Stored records
----------------------------------------
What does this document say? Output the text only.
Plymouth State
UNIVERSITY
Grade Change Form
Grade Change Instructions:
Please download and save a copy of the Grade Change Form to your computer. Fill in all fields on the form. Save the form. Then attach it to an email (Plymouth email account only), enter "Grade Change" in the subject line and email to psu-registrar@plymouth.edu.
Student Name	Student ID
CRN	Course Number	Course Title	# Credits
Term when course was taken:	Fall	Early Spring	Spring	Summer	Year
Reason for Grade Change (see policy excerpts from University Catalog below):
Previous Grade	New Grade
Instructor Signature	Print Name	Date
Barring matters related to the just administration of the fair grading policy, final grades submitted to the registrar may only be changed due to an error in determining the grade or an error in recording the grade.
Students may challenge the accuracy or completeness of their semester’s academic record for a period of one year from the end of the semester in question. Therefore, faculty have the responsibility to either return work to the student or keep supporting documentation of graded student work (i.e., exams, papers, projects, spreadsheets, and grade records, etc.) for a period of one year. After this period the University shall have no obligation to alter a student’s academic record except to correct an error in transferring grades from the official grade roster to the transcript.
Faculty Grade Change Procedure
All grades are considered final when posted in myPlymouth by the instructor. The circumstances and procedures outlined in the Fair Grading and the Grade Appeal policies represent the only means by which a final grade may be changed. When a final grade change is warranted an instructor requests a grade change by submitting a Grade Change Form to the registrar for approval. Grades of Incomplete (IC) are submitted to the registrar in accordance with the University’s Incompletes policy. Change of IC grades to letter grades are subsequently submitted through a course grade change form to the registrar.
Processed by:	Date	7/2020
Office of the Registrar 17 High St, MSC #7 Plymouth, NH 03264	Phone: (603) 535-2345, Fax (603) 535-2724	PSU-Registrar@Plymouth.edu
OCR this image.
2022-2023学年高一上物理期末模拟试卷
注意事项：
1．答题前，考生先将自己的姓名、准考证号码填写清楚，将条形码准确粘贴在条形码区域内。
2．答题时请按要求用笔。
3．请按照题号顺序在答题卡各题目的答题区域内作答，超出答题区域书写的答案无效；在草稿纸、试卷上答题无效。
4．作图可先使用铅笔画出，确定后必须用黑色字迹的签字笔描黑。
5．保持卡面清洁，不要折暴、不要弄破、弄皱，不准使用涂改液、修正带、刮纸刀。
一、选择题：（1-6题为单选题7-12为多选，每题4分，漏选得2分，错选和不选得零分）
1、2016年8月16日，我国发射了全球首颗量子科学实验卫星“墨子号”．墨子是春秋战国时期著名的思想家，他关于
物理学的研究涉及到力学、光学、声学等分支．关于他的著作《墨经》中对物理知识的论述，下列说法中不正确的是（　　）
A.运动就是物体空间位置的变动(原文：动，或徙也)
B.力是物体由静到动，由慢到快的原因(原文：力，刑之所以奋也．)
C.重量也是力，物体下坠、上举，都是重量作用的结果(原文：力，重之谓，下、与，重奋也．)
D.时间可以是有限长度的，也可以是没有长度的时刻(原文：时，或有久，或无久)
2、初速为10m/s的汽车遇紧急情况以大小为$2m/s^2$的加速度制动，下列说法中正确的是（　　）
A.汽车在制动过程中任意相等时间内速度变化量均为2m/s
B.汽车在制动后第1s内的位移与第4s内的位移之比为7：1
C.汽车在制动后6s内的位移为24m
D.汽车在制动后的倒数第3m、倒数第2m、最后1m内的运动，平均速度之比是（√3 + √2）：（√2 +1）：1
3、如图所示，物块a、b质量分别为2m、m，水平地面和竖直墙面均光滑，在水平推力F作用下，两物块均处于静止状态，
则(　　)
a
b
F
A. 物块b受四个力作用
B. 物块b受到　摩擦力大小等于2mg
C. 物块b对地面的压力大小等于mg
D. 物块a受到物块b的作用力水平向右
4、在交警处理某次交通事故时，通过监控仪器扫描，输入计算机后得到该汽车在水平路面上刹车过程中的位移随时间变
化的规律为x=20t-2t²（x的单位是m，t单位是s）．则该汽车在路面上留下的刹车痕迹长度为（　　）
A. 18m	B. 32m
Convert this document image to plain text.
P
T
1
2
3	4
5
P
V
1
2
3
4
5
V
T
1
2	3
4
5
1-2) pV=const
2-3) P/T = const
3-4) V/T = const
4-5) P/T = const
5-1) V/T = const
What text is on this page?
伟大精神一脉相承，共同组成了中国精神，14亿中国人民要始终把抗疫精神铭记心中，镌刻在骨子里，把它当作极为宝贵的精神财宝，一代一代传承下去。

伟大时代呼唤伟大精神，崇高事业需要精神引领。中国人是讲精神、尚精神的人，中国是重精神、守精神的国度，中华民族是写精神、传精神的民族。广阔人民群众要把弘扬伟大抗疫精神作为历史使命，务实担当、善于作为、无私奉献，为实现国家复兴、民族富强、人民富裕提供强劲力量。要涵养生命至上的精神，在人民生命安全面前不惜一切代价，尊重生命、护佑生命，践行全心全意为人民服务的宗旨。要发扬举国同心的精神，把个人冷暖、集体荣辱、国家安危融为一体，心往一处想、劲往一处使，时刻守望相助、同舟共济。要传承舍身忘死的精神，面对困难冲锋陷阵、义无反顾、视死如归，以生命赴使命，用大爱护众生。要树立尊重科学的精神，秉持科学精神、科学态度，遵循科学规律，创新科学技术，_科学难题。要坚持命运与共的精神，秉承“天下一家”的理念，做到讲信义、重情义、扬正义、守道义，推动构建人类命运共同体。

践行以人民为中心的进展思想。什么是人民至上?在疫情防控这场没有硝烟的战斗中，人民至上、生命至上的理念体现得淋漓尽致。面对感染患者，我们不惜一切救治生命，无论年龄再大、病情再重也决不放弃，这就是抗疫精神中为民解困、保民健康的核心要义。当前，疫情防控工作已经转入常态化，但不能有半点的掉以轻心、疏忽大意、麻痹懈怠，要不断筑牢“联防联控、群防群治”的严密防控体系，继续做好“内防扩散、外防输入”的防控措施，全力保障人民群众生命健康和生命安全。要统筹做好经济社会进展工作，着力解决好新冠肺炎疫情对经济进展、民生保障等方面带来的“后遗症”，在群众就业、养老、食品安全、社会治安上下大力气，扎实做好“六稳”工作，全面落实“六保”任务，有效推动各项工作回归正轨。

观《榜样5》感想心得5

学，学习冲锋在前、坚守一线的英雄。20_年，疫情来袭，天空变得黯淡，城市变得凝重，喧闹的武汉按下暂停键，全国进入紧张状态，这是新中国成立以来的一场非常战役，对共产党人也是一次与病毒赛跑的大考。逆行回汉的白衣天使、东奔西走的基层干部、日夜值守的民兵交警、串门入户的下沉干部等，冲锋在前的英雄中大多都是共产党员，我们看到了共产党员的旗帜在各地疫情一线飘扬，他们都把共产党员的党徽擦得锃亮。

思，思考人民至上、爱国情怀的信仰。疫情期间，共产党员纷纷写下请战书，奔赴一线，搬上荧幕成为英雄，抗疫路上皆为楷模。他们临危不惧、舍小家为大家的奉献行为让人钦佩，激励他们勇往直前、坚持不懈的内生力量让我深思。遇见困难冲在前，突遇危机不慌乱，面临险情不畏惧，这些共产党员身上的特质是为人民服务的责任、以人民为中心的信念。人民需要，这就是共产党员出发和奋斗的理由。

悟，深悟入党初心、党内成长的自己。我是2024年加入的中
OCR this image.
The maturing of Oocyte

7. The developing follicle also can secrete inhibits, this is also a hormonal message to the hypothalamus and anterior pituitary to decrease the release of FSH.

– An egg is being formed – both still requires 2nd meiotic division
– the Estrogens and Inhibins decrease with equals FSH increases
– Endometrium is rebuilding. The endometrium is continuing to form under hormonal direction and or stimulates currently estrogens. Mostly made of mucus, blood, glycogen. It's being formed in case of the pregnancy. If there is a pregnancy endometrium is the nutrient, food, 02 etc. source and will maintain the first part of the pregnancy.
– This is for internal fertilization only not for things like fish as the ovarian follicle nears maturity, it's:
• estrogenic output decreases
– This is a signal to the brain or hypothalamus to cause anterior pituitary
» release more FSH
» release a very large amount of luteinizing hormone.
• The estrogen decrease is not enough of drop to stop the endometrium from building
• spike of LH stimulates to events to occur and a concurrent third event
----------------------------------------
§ **Objective**
From the entries, copy out each line containing the word "policy".

§ **Response to the exercise**
Reason for Grade Change (see policy excerpts from University Catalog below):
Barring matters related to the just administration of the fair grading policy, final grades submitted to the registrar may only be changed due to an error in determining the grade or an error in recording the grade.
All grades are considered final when posted in myPlymouth by the instructor. The circumstances and procedures outlined in the Fair Grading and the Grade Appeal policies represent the only means by which a final grade may be changed. When a final grade change is warranted an instructor requests a grade change by submitting a Grade Change Form to the registrar for approval. Grades of Incomplete (IC) are submitted to the registrar in accordance with the University’s Incompletes policy. Change of IC grades to letter grades are subsequently submitted through a course grade change form to the registrar.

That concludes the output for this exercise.